Extract each line of the records below that contains the word "based".

--- Start Data entries ---

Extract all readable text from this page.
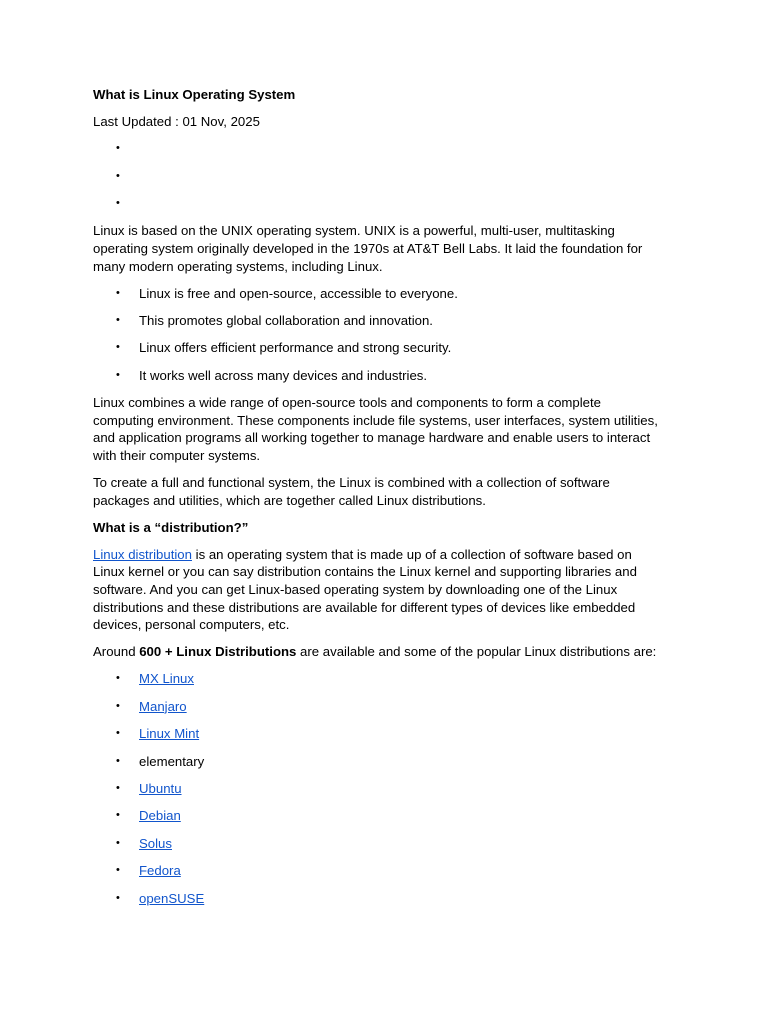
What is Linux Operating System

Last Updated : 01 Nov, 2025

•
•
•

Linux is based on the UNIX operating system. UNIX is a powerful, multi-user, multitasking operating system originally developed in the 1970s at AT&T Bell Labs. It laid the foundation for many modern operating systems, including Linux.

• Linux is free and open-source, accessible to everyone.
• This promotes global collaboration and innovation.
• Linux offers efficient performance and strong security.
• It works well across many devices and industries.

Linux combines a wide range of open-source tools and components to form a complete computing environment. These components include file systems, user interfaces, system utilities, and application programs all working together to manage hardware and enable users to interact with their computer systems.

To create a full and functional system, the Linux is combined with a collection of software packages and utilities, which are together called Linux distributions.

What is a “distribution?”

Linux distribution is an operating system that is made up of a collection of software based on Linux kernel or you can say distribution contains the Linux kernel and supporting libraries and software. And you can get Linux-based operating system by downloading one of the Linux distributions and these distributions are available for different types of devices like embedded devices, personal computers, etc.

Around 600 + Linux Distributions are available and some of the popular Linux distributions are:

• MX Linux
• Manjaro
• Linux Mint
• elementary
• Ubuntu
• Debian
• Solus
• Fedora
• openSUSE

--- End Data entries ---

▸ **Written answer**
Linux is based on the UNIX operating system. UNIX is a powerful, multi-user, multitasking operating system originally developed in the 1970s at AT&T Bell Labs. It laid the foundation for many modern operating systems, including Linux.
Linux distribution is an operating system that is made up of a collection of software based on Linux kernel or you can say distribution contains the Linux kernel and supporting libraries and software. And you can get Linux-based operating system by downloading one of the Linux distributions and these distributions are available for different types of devices like embedded devices, personal computers, etc.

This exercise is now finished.